Entries provided ::

--------------------------------------------------

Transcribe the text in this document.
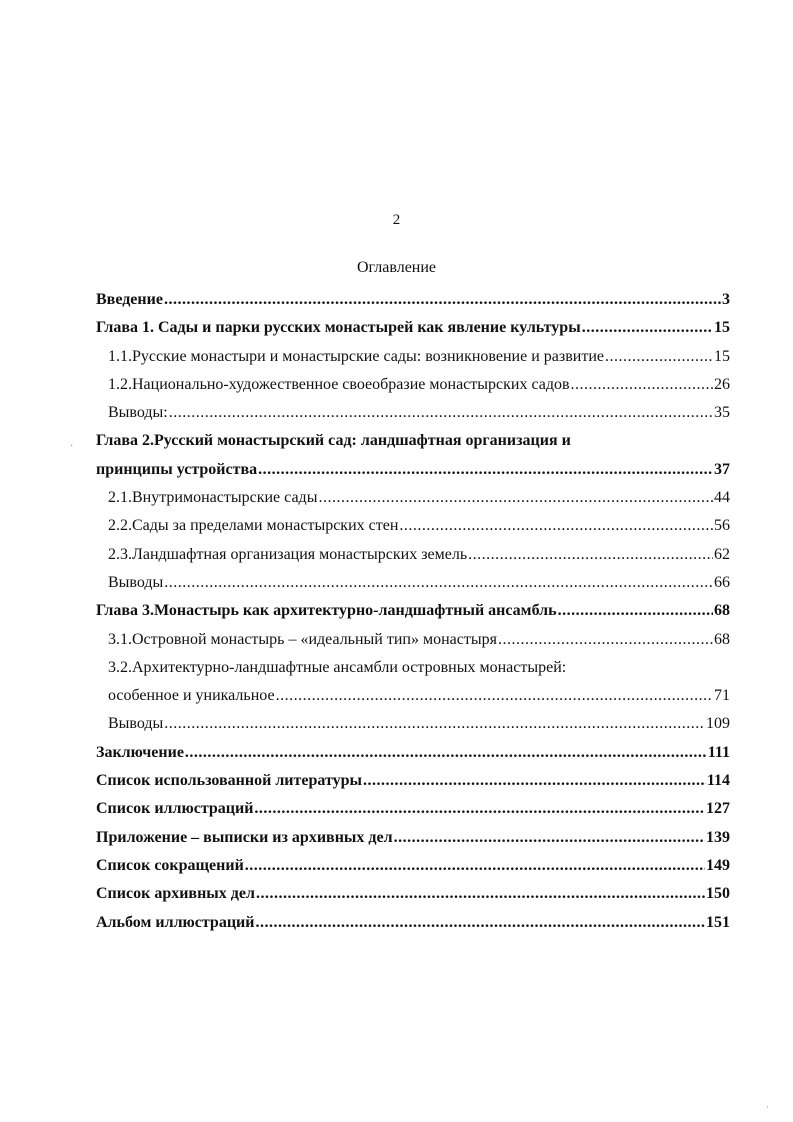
2
Оглавление
Введение .....	3
Глава 1. Сады и парки русских монастырей как явление культуры .....	15
1.1.Русские монастыри и монастырские сады: возникновение и развитие .....	15
1.2.Национально-художественное своеобразие монастырских садов .....	26
Выводы: .....	35
Глава 2.Русский монастырский сад: ландшафтная организация и
принципы устройства .....	37
2.1.Внутримонастырские сады .....	44
2.2.Сады за пределами монастырских стен .....	56
2.3.Ландшафтная организация монастырских земель .....	62
Выводы .....	66
Глава 3.Монастырь как архитектурно-ландшафтный ансамбль .....	68
3.1.Островной монастырь – «идеальный тип» монастыря .....	68
3.2.Архитектурно-ландшафтные ансамбли островных монастырей:
особенное и уникальное .....	71
Выводы .....	109
Заключение .....	111
Список использованной литературы .....	114
Список иллюстраций .....	127
Приложение – выписки из архивных дел .....	139
Список сокращений .....	149
Список архивных дел .....	150
Альбом иллюстраций .....	151
·
·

--------------------------------------------------

Set exercise :: Reproduce every entry word for word, but omit the pictures.

Problem solution ::
Transcribe the text in this document.
2
Оглавление
Введение .....	3
Глава 1. Сады и парки русских монастырей как явление культуры .....	15
1.1.Русские монастыри и монастырские сады: возникновение и развитие .....	15
1.2.Национально-художественное своеобразие монастырских садов .....	26
Выводы: .....	35
Глава 2.Русский монастырский сад: ландшафтная организация и
принципы устройства .....	37
2.1.Внутримонастырские сады .....	44
2.2.Сады за пределами монастырских стен .....	56
2.3.Ландшафтная организация монастырских земель .....	62
Выводы .....	66
Глава 3.Монастырь как архитектурно-ландшафтный ансамбль .....	68
3.1.Островной монастырь – «идеальный тип» монастыря .....	68
3.2.Архитектурно-ландшафтные ансамбли островных монастырей:
особенное и уникальное .....	71
Выводы .....	109
Заключение .....	111
Список использованной литературы .....	114
Список иллюстраций .....	127
Приложение – выписки из архивных дел .....	139
Список сокращений .....	149
Список архивных дел .....	150
Альбом иллюстраций .....	151
·
·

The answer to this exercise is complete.